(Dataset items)
------------------------------------------------------------------------
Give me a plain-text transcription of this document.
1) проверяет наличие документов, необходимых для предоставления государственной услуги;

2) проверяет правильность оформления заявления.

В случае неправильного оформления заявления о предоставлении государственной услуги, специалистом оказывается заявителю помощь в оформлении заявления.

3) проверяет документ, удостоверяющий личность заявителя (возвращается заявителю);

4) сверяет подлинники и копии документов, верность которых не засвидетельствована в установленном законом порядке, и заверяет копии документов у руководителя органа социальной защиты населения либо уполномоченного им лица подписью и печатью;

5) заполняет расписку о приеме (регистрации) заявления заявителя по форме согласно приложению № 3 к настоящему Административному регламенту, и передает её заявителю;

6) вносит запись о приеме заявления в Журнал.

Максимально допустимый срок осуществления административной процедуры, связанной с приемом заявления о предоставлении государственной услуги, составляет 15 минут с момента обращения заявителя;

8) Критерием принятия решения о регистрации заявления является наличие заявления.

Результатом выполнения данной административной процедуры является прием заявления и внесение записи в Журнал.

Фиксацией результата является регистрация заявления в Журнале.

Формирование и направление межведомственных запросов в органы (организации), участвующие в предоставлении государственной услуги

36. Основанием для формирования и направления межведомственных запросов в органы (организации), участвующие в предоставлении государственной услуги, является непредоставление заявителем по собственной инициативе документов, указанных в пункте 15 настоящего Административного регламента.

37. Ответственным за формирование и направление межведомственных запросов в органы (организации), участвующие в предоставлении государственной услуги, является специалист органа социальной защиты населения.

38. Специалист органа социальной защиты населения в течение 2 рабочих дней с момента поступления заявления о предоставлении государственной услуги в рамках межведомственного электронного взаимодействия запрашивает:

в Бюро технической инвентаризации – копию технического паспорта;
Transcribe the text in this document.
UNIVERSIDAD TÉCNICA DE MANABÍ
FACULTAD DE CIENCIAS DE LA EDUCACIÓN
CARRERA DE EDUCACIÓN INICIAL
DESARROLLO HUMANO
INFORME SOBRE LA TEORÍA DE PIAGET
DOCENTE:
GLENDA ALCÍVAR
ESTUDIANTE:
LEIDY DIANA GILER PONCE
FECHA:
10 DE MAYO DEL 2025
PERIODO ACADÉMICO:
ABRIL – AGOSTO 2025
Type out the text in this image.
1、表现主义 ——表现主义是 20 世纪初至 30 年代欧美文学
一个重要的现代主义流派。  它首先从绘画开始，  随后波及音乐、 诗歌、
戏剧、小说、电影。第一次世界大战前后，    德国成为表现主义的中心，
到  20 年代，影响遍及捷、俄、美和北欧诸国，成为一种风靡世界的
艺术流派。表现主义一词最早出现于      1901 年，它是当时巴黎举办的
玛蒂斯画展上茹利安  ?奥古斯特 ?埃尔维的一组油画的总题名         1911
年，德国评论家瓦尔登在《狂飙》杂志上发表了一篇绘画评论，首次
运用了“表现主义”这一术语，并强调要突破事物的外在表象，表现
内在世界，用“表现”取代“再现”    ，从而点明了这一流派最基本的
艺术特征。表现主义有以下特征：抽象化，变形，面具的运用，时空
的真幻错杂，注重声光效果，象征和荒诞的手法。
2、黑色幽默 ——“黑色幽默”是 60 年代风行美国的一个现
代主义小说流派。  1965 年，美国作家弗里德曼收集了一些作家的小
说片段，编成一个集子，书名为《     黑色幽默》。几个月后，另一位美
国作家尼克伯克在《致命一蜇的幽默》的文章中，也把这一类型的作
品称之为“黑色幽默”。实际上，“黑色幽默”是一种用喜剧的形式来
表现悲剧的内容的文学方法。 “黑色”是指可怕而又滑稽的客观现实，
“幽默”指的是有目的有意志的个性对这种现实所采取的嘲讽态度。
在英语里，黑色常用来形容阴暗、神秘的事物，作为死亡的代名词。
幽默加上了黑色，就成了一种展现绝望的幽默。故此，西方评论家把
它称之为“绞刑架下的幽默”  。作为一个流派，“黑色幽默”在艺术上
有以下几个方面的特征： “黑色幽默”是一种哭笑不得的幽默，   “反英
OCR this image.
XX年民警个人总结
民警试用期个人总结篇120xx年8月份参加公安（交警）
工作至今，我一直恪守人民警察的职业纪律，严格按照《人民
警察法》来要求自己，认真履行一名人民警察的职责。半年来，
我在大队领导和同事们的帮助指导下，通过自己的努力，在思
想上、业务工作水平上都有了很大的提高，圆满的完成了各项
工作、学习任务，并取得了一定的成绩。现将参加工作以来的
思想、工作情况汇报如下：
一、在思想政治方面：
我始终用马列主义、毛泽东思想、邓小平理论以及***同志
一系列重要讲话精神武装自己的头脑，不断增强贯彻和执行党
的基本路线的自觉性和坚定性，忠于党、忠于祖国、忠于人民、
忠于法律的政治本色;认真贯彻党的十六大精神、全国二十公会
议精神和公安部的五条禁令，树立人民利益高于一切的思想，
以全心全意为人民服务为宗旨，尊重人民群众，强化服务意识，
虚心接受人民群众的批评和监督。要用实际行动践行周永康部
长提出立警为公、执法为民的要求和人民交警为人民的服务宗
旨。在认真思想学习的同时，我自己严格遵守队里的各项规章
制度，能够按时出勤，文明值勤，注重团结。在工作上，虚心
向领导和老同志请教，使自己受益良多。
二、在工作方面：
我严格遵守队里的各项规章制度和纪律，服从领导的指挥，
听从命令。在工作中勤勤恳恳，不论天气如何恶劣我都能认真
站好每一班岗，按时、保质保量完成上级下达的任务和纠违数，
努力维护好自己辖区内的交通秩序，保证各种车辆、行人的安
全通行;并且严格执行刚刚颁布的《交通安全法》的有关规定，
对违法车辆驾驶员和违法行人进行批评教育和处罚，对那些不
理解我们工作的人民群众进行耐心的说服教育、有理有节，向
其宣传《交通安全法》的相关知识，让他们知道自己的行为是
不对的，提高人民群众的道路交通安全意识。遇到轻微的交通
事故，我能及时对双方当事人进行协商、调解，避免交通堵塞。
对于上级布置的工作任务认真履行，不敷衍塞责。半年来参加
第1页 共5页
------------------------------------------------------------------------
> **Brief**:
Go through the material above and copy each line that has the word "заявителю".

> **Exercise solution**:
В случае неправильного оформления заявления о предоставлении государственной услуги, специалистом оказывается заявителю помощь в оформлении заявления.
3) проверяет документ, удостоверяющий личность заявителя (возвращается заявителю);
5) заполняет расписку о приеме (регистрации) заявления заявителя по форме согласно приложению № 3 к настоящему Административному регламенту, и передает её заявителю;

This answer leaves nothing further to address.